**Document:**
○ ○ ○ ○

This statement relates to shares of the Common Stock ("Common Stock"), the Class
A Cumulative Convertible Preferred Stock ("Class A Stock") and the Class C
Cumulative Convertible Preferred Stock (the "Class C Stock"), all with par value
of $.001 per share, of The Quizno's Corporation, a Colorado corporation (the
"Issuer"). Shares of the Class A Stock and the Class C Stock are currently
convertible into shares of Common Stock on a one-for-one basis. The Issuer
maintains its principal executive offices at 1415 Larimer Street, Denver,
Colorado 80202. On June 23, 1999, the Reporting Persons made an amended proposal
to acquire all of the outstanding shares of the Common Stock of the Issuer not
currently owned by the Reporting Persons or an affiliated group for cash at a
specific price of $8.00 per share (the "Proposal"). The Proposal is conditioned
upon the execution of a definitive acquisition agreement containing such
mutually agreeable terms and conditions as are customary, including but not
limited to customary representations, warranties, covenants and conditions. It
is also subject to, among other things, (1) the approval of the transaction by
the Special Committee of the Issuer's Board of Directors, the Issuer's Board of
Directors and the stockholders of the Issuer, (2) receipt of satisfactory
financing for the transaction, (3) receipt of a fairness opinion or an appraisal
of the fair value of the shares of Common Stock by the Special Committee that
indicates that the price payable to the stockholders is fair value to the
stockholders of the Company, and (4) the receipt of all necessary regulatory
approvals. A copy of the Proposal is attached to this Amendment No. 3 as Exhibit
A.
Item 2. Identity and Background.
This statement is filed by Richard E. Schaden and Richard F. Schaden,
individually, and as joint Trustees (the "Trustees"), of a Voting Trust
Agreement dated July 14, 1994, as amended (the "Voting Trust") and The Schaden
Acquisition Company, a Colorado corporation ("SAC"), incorporated on March 31,
1999 for the purpose set forth below (the Trustees, the Voting Trust and SAC are
collectively referred to herein as the "Reporting Persons"). The Reporting
Persons are filing this statement jointly, pursuant to the provisions of Rule
13d-l(k)(2) under the Securities Exchange Act of 1934, as members of a group.
SCHEDULE 13D
CUSIP No.749058 10 3
Page 7 of 11 Pages
I. The Voting Trust was established under the laws of the state of Colorado on
July 14, 1994. The addresses of the Trustees are set forth in paragraphs III and
IV to this Item 2 below. During the last five years, the Voting Trust has not
been convicted in any criminal proceeding , and has not been a party to any
civil proceeding of a judicial or administrative body of competent jurisdiction
as a result of which it was or is subject to a judgment, decree, or final order
enjoining future violations of , or prohibiting or mandating activities subject
to, federal or state securities laws or finding any violation with respect to
such laws. A copy of the Voting Trust Agreement is attached as Exhibit A to the
original paper filing of Schedule 13D.

○ ○ ○ ○

**Entries:**
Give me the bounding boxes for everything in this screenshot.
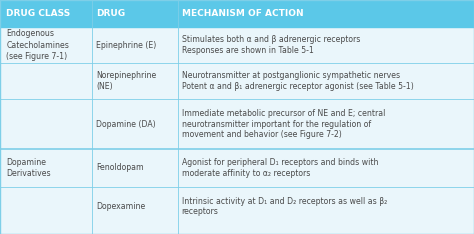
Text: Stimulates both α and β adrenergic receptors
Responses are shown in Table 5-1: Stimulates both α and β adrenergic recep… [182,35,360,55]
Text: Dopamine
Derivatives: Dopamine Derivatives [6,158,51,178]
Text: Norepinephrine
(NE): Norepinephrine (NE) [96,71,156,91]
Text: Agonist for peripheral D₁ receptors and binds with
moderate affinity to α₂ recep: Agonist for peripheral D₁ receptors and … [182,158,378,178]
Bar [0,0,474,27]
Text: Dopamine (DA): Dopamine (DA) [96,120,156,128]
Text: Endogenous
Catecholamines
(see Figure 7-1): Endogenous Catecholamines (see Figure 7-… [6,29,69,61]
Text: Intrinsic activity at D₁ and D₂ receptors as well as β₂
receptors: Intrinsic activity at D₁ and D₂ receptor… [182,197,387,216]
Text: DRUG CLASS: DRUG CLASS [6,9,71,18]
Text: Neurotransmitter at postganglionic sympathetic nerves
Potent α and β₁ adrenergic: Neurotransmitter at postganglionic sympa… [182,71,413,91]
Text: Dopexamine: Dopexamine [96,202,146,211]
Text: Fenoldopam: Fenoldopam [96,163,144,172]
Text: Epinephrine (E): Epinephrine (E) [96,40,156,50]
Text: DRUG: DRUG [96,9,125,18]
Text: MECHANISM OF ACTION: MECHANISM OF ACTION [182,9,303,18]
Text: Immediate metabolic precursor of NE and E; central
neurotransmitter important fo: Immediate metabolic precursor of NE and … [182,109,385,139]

○ ○ ○ ○

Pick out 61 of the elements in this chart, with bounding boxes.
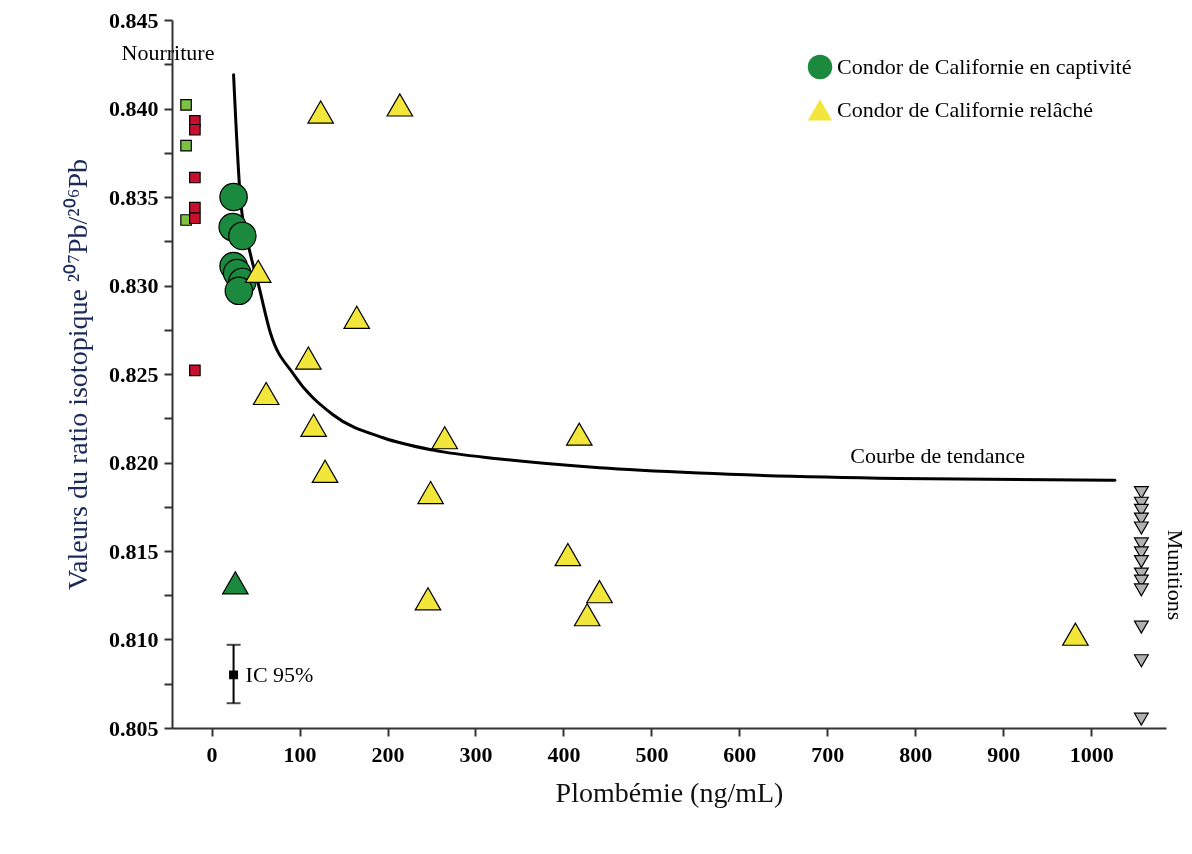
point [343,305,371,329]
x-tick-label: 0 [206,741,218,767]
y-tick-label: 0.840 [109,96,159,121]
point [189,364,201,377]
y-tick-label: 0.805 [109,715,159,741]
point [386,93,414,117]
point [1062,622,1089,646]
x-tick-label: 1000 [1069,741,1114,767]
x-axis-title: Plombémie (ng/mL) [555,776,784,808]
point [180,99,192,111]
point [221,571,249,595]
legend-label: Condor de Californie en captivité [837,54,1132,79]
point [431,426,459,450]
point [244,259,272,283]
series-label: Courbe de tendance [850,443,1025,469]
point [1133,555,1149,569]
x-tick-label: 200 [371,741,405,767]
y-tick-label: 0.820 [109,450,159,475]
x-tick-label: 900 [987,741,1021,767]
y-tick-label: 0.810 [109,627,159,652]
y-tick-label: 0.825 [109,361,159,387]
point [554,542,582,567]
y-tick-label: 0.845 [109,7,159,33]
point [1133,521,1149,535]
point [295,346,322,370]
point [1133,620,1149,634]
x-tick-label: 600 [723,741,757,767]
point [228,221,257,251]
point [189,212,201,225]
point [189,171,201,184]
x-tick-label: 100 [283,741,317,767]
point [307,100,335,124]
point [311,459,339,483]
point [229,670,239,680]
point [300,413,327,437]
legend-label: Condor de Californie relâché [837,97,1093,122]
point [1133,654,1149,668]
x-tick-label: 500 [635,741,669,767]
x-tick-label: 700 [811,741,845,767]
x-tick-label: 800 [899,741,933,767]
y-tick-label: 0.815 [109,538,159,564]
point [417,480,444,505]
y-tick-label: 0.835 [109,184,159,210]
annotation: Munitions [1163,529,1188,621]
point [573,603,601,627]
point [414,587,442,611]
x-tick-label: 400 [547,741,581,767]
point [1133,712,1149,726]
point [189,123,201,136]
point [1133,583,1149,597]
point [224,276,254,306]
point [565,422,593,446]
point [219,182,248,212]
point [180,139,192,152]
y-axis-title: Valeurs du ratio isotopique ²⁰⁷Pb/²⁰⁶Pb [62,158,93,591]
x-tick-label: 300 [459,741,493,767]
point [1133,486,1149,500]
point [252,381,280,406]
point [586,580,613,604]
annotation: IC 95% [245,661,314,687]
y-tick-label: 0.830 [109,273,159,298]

○ ○ ○ ○

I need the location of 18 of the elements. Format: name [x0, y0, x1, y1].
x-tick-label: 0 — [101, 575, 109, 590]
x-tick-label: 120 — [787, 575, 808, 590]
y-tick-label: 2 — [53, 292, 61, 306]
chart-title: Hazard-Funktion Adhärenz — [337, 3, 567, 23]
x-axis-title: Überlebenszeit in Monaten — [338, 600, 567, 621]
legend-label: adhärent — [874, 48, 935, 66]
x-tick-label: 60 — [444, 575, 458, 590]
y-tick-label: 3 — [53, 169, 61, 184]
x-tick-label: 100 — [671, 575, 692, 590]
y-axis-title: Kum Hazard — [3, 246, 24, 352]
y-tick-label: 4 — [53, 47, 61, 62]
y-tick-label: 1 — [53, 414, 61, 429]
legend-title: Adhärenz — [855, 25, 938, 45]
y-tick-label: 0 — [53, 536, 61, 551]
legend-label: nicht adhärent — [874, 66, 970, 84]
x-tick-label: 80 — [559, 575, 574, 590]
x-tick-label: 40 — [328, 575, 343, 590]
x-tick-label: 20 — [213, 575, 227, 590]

○ ○ ○ ○

**Aim of the exercise:** Proceed with the Quizno's stock filing, picking up after its last sentence. The entries above come from a source separate from the Quizno's stock filing.

**Exercise result:**
II. SAC was incorporated under the laws of the state of Colorado on March 31,
1999. The address of SAC is 11870 Airport Way, Broomfield, Colorado 80021. SAC
is currently wholly owned by Richard E. and Richard F. Schaden. SAC was
incorporated to engage in the Proposal discussed above, and to enter into a
merger agreement with, and to merge with, the Issuer in order to effect such
Proposal. During the last five years, SAC has not been convicted in any criminal
proceeding, and has not been a party to any civil proceeding of a judicial or
administrative body of competent jurisdiction as a result of which it was or is
subject to a judgment, decree, or final order enjoining future violations of, or
prohibiting or mandating activities subject to, federal or state securities laws
or finding any violation with respect to such laws.
III.
(a) Richard E. Schaden
(b) His business address is 1415 Larimer Street, Denver, Colorado 80202
(c) Mr. Schaden is President, Chief Executive officer and Director of the
Issuer whose address is set forth in response to Item 1 above.
(d) During the last five years, Mr. Schaden has not been convicted in any
criminal proceeding (excluding traffic violations or similar misdemeanors).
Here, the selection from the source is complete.